WRITTEN EXERCISE. Copy out all lines where "средства" appears.

RAW DATA.
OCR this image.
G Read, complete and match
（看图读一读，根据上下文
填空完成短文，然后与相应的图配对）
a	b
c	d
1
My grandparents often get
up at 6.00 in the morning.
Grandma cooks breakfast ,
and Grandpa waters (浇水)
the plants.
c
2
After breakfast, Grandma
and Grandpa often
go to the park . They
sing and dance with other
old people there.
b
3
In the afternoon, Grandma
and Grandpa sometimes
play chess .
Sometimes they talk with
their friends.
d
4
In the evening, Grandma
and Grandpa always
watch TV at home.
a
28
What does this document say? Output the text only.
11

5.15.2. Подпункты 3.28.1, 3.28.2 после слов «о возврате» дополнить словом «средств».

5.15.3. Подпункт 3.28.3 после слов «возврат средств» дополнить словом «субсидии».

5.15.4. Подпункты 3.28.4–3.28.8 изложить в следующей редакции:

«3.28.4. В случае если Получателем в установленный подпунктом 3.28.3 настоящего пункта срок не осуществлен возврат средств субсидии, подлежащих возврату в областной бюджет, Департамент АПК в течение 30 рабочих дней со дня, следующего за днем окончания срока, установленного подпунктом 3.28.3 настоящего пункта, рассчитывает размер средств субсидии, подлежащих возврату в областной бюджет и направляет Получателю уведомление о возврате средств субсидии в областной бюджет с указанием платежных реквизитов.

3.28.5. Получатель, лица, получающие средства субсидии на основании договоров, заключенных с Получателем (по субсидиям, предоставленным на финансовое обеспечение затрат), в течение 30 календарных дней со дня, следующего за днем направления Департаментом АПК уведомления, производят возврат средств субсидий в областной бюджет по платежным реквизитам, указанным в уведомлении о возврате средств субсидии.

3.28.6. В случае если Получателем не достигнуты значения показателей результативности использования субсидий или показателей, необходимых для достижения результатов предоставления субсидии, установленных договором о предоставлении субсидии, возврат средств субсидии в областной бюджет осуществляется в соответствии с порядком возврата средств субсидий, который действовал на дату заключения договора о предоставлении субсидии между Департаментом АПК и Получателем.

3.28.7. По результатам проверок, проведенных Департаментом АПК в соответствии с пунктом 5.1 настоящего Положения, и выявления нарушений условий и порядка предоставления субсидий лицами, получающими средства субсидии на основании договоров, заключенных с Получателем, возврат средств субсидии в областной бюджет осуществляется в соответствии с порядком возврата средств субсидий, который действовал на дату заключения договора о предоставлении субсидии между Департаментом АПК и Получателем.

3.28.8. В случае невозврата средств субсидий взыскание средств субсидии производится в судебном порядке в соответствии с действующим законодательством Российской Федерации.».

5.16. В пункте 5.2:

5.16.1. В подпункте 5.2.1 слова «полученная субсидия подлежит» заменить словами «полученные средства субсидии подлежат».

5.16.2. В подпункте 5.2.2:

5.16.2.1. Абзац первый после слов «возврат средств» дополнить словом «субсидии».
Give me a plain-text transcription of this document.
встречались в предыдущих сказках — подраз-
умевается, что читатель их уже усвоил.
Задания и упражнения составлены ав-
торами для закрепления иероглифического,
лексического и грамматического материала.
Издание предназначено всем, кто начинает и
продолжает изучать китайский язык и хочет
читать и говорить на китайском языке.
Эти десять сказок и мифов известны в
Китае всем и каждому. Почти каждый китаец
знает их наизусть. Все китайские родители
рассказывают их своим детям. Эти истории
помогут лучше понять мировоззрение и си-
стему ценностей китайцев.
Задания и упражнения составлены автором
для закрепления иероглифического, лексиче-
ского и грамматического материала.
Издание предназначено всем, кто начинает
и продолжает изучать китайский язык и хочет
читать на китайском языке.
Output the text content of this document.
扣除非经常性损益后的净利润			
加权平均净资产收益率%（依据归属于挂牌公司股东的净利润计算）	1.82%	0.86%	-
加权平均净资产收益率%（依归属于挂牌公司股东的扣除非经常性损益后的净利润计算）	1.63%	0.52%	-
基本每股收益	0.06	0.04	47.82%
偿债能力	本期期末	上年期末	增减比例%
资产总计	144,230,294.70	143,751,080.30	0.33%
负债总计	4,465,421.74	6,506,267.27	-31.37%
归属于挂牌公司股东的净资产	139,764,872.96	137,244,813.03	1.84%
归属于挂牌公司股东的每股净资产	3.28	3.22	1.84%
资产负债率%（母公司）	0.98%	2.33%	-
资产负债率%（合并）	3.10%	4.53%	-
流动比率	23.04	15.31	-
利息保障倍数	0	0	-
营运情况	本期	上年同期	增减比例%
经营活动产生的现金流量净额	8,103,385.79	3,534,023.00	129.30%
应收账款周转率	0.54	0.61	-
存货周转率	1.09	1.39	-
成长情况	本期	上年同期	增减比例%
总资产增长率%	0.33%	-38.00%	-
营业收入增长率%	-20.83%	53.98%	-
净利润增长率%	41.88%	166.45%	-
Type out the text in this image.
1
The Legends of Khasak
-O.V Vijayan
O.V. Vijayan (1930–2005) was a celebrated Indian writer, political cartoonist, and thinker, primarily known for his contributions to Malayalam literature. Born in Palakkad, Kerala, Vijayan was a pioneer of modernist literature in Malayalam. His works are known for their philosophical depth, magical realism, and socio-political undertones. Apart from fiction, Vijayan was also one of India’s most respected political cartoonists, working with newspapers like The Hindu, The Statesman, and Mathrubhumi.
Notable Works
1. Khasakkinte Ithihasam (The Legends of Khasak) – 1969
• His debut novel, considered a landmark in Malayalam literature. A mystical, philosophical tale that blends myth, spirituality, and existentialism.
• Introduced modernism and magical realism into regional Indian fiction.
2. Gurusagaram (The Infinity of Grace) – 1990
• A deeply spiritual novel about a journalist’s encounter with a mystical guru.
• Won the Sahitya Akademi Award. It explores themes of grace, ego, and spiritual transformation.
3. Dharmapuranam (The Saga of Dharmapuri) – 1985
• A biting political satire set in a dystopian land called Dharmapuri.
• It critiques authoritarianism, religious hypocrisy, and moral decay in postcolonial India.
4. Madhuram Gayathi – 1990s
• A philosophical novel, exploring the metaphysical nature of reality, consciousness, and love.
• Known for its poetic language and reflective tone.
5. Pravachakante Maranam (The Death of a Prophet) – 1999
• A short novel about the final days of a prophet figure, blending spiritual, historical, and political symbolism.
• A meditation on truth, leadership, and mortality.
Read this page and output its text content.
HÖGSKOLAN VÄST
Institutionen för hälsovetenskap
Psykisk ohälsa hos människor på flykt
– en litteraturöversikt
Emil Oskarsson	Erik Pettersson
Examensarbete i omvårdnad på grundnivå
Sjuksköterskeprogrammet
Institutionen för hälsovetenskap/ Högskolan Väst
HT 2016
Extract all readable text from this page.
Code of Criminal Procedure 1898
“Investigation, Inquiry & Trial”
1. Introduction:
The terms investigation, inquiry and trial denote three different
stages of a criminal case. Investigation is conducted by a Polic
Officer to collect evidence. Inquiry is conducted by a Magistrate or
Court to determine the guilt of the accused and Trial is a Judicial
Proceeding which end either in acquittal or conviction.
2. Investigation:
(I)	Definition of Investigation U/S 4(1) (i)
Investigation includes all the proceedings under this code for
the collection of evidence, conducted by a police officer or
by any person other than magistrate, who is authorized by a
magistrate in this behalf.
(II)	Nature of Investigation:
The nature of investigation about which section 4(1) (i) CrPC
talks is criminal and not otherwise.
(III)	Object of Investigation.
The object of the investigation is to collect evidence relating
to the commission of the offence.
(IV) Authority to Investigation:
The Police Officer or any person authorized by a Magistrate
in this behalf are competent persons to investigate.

FINISHED ANSWER.
3.28.5. Получатель, лица, получающие средства субсидии на основании договоров, заключенных с Получателем (по субсидиям, предоставленным на финансовое обеспечение затрат), в течение 30 календарных дней со дня, следующего за днем направления Департаментом АПК уведомления, производят возврат средств субсидий в областной бюджет по платежным реквизитам, указанным в уведомлении о возврате средств субсидии.
3.28.7. По результатам проверок, проведенных Департаментом АПК в соответствии с пунктом 5.1 настоящего Положения, и выявления нарушений условий и порядка предоставления субсидий лицами, получающими средства субсидии на основании договоров, заключенных с Получателем, возврат средств субсидии в областной бюджет осуществляется в соответствии с порядком возврата средств субсидий, который действовал на дату заключения договора о предоставлении субсидии между Департаментом АПК и Получателем.
5.16.1. В подпункте 5.2.1 слова «полученная субсидия подлежит» заменить словами «полученные средства субсидии подлежат».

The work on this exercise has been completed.